[Rows from a figure dataset]

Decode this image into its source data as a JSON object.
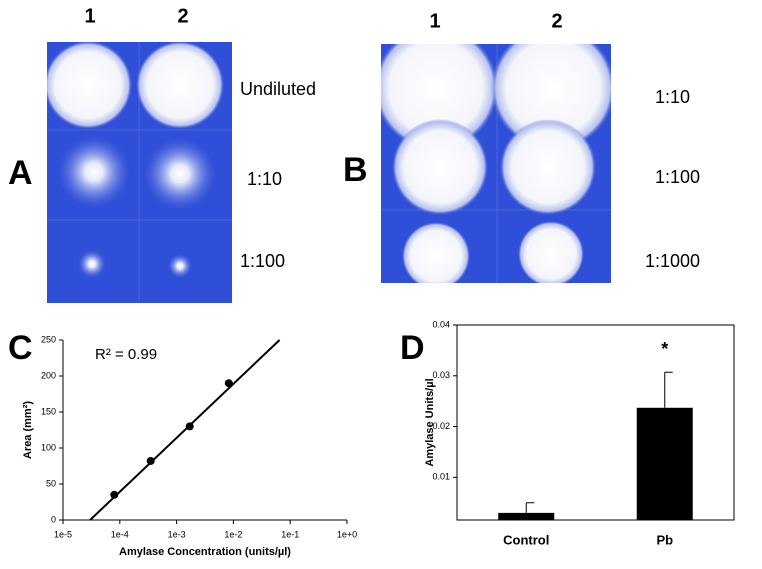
{
  "panels": {
    "A": {
      "label": "A",
      "columns": [
        "1",
        "2"
      ],
      "rows": [
        "Undiluted",
        "1:10",
        "1:100"
      ]
    },
    "B": {
      "label": "B",
      "columns": [
        "1",
        "2"
      ],
      "rows": [
        "1:10",
        "1:100",
        "1:1000"
      ]
    }
  },
  "chart_data": [
    {
      "type": "scatter",
      "panel_label": "C",
      "annotation": "R² = 0.99",
      "x_label": "Amylase Concentration (units/µl)",
      "y_label": "Area (mm²)",
      "x": [
        8e-05,
        0.00035,
        0.0017,
        0.0083
      ],
      "values": [
        35,
        82,
        130,
        190
      ],
      "color": "#000000",
      "fit": {
        "x": [
          3e-05,
          0.065
        ],
        "y": [
          0,
          250
        ]
      },
      "xscale": "log",
      "xlim": [
        1e-05,
        1
      ],
      "xticks": [
        {
          "value": 1e-05,
          "label": "1e-5"
        },
        {
          "value": 0.0001,
          "label": "1e-4"
        },
        {
          "value": 0.001,
          "label": "1e-3"
        },
        {
          "value": 0.01,
          "label": "1e-2"
        },
        {
          "value": 0.1,
          "label": "1e-1"
        },
        {
          "value": 1,
          "label": "1e+0"
        }
      ],
      "ylim": [
        0,
        250
      ],
      "yticks": [
        0,
        50,
        100,
        150,
        200,
        250
      ]
    },
    {
      "type": "bar",
      "panel_label": "D",
      "y_label": "Amylase Units/µl",
      "categories": [
        "Control",
        "Pb"
      ],
      "values": [
        0.003,
        0.0237
      ],
      "errors": [
        0.002,
        0.007
      ],
      "color": "#000000",
      "annotation": "*",
      "annotation_category": "Pb",
      "ylim": [
        0.0016,
        0.04
      ],
      "yticks": [
        0.01,
        0.02,
        0.03,
        0.04
      ]
    }
  ]
}
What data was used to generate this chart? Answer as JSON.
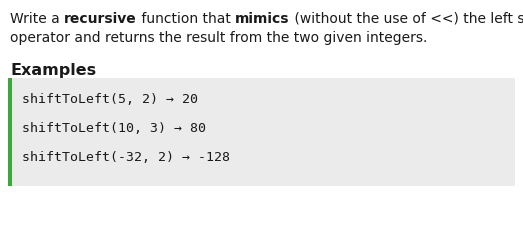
{
  "bg_color": "#ffffff",
  "code_bg_color": "#ebebeb",
  "accent_color": "#3aaa35",
  "title_line1_parts": [
    {
      "text": "Write a ",
      "bold": false
    },
    {
      "text": "recursive",
      "bold": true
    },
    {
      "text": " function that ",
      "bold": false
    },
    {
      "text": "mimics",
      "bold": true
    },
    {
      "text": " (without the use of <<) the left shift",
      "bold": false
    }
  ],
  "title_line2": "operator and returns the result from the two given integers.",
  "section_header": "Examples",
  "examples": [
    "shiftToLeft(5, 2) → 20",
    "shiftToLeft(10, 3) → 80",
    "shiftToLeft(-32, 2) → -128"
  ],
  "font_size_body": 10.0,
  "font_size_header": 11.5,
  "font_size_code": 9.5
}
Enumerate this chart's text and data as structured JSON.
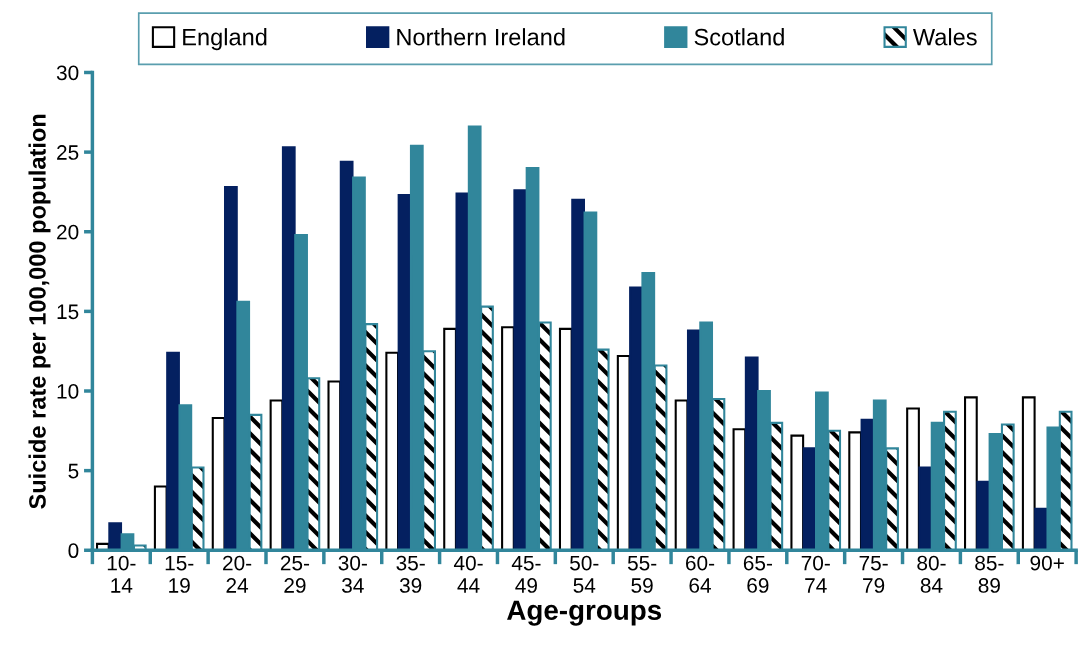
{
  "chart_data": {
    "type": "bar",
    "xlabel": "Age-groups",
    "ylabel": "Suicide rate per 100,000 population",
    "categories": [
      "10-\n14",
      "15-\n19",
      "20-\n24",
      "25-\n29",
      "30-\n34",
      "35-\n39",
      "40-\n44",
      "45-\n49",
      "50-\n54",
      "55-\n59",
      "60-\n64",
      "65-\n69",
      "70-\n74",
      "75-\n79",
      "80-\n84",
      "85-\n89",
      "90+"
    ],
    "series": [
      {
        "name": "England",
        "color": "#ffffff",
        "values": [
          0.4,
          4.0,
          8.3,
          9.4,
          10.6,
          12.4,
          13.9,
          14.0,
          13.9,
          12.2,
          9.4,
          7.6,
          7.2,
          7.4,
          8.9,
          9.6,
          9.6
        ]
      },
      {
        "name": "Northern Ireland",
        "color": "#042060",
        "values": [
          1.7,
          12.4,
          22.8,
          25.3,
          24.4,
          22.3,
          22.4,
          22.6,
          22.0,
          16.5,
          13.8,
          12.1,
          6.4,
          8.2,
          5.2,
          4.3,
          2.6
        ]
      },
      {
        "name": "Scotland",
        "color": "#31869b",
        "values": [
          1.0,
          9.1,
          15.6,
          19.8,
          23.4,
          25.4,
          26.6,
          24.0,
          21.2,
          17.4,
          14.3,
          10.0,
          9.9,
          9.4,
          8.0,
          7.3,
          7.7
        ]
      },
      {
        "name": "Wales",
        "color": "#31869b",
        "values": [
          0.3,
          5.2,
          8.5,
          10.8,
          14.2,
          12.5,
          15.3,
          14.3,
          12.6,
          11.6,
          9.5,
          8.0,
          7.5,
          6.4,
          8.7,
          7.9,
          8.7
        ]
      }
    ],
    "ylim": [
      0,
      30
    ],
    "yticks": [
      0,
      5,
      10,
      15,
      20,
      25,
      30
    ],
    "legend": "top"
  }
}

### Instructions for the task
Copy the whole of the material above exactly, but not its images.

### Output for this task
Decode this image into its source data as a JSON object.
{
  "panels": {
    "A": {
      "label": "A",
      "columns": [
        "1",
        "2"
      ],
      "rows": [
        "Undiluted",
        "1:10",
        "1:100"
      ]
    },
    "B": {
      "label": "B",
      "columns": [
        "1",
        "2"
      ],
      "rows": [
        "1:10",
        "1:100",
        "1:1000"
      ]
    }
  },
  "chart_data": [
    {
      "type": "scatter",
      "panel_label": "C",
      "annotation": "R² = 0.99",
      "x_label": "Amylase Concentration (units/µl)",
      "y_label": "Area (mm²)",
      "x": [
        8e-05,
        0.00035,
        0.0017,
        0.0083
      ],
      "values": [
        35,
        82,
        130,
        190
      ],
      "color": "#000000",
      "fit": {
        "x": [
          3e-05,
          0.065
        ],
        "y": [
          0,
          250
        ]
      },
      "xscale": "log",
      "xlim": [
        1e-05,
        1
      ],
      "xticks": [
        {
          "value": 1e-05,
          "label": "1e-5"
        },
        {
          "value": 0.0001,
          "label": "1e-4"
        },
        {
          "value": 0.001,
          "label": "1e-3"
        },
        {
          "value": 0.01,
          "label": "1e-2"
        },
        {
          "value": 0.1,
          "label": "1e-1"
        },
        {
          "value": 1,
          "label": "1e+0"
        }
      ],
      "ylim": [
        0,
        250
      ],
      "yticks": [
        0,
        50,
        100,
        150,
        200,
        250
      ]
    },
    {
      "type": "bar",
      "panel_label": "D",
      "y_label": "Amylase Units/µl",
      "categories": [
        "Control",
        "Pb"
      ],
      "values": [
        0.003,
        0.0237
      ],
      "errors": [
        0.002,
        0.007
      ],
      "color": "#000000",
      "annotation": "*",
      "annotation_category": "Pb",
      "ylim": [
        0.0016,
        0.04
      ],
      "yticks": [
        0.01,
        0.02,
        0.03,
        0.04
      ]
    }
  ]
}
What data was used to generate this chart? Answer as JSON.
{
  "bg_color": "#ffffff",
  "code_bg_color": "#ebebeb",
  "accent_color": "#3aaa35",
  "title_line1_parts": [
    {
      "text": "Write a ",
      "bold": false
    },
    {
      "text": "recursive",
      "bold": true
    },
    {
      "text": " function that ",
      "bold": false
    },
    {
      "text": "mimics",
      "bold": true
    },
    {
      "text": " (without the use of <<) the left shift",
      "bold": false
    }
  ],
  "title_line2": "operator and returns the result from the two given integers.",
  "section_header": "Examples",
  "examples": [
    "shiftToLeft(5, 2) → 20",
    "shiftToLeft(10, 3) → 80",
    "shiftToLeft(-32, 2) → -128"
  ],
  "font_size_body": 10.0,
  "font_size_header": 11.5,
  "font_size_code": 9.5
}
Enumerate this chart's text and data as structured JSON.
{
  "chart_data": {
    "type": "bar",
    "xlabel": "Age-groups",
    "ylabel": "Suicide rate per 100,000 population",
    "categories": [
      "10-\n14",
      "15-\n19",
      "20-\n24",
      "25-\n29",
      "30-\n34",
      "35-\n39",
      "40-\n44",
      "45-\n49",
      "50-\n54",
      "55-\n59",
      "60-\n64",
      "65-\n69",
      "70-\n74",
      "75-\n79",
      "80-\n84",
      "85-\n89",
      "90+"
    ],
    "series": [
      {
        "name": "England",
        "color": "#ffffff",
        "values": [
          0.4,
          4.0,
          8.3,
          9.4,
          10.6,
          12.4,
          13.9,
          14.0,
          13.9,
          12.2,
          9.4,
          7.6,
          7.2,
          7.4,
          8.9,
          9.6,
          9.6
        ]
      },
      {
        "name": "Northern Ireland",
        "color": "#042060",
        "values": [
          1.7,
          12.4,
          22.8,
          25.3,
          24.4,
          22.3,
          22.4,
          22.6,
          22.0,
          16.5,
          13.8,
          12.1,
          6.4,
          8.2,
          5.2,
          4.3,
          2.6
        ]
      },
      {
        "name": "Scotland",
        "color": "#31869b",
        "values": [
          1.0,
          9.1,
          15.6,
          19.8,
          23.4,
          25.4,
          26.6,
          24.0,
          21.2,
          17.4,
          14.3,
          10.0,
          9.9,
          9.4,
          8.0,
          7.3,
          7.7
        ]
      },
      {
        "name": "Wales",
        "color": "#31869b",
        "values": [
          0.3,
          5.2,
          8.5,
          10.8,
          14.2,
          12.5,
          15.3,
          14.3,
          12.6,
          11.6,
          9.5,
          8.0,
          7.5,
          6.4,
          8.7,
          7.9,
          8.7
        ]
      }
    ],
    "ylim": [
      0,
      30
    ],
    "yticks": [
      0,
      5,
      10,
      15,
      20,
      25,
      30
    ],
    "legend": "top"
  }
}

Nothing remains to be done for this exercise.